** start **

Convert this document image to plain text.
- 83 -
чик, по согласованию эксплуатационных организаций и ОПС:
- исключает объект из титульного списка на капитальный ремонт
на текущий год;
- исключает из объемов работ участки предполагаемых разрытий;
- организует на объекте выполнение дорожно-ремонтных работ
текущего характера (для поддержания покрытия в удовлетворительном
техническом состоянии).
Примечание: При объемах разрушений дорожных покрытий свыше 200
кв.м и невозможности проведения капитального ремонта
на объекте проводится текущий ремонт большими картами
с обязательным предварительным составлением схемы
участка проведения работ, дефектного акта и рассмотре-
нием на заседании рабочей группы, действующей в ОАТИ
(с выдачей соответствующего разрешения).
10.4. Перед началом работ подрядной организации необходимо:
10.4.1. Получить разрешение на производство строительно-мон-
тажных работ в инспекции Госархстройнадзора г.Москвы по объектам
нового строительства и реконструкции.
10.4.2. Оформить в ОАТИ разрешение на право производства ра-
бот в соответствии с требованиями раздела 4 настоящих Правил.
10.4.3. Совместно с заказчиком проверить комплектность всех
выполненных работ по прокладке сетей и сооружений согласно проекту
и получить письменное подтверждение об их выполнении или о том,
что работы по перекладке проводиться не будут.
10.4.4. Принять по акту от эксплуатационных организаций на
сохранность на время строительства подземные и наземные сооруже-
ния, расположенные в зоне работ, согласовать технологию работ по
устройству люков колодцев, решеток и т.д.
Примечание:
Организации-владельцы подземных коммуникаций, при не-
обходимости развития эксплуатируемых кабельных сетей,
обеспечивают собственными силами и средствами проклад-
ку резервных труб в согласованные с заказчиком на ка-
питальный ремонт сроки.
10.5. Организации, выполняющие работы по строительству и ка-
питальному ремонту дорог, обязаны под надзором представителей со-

** end **

Prompt >> Pick out the lines above that hold the string "эксплуатационных" and show them.

Worked answer >>
чик, по согласованию эксплуатационных организаций и ОПС:
10.4.4. Принять по акту от эксплуатационных организаций на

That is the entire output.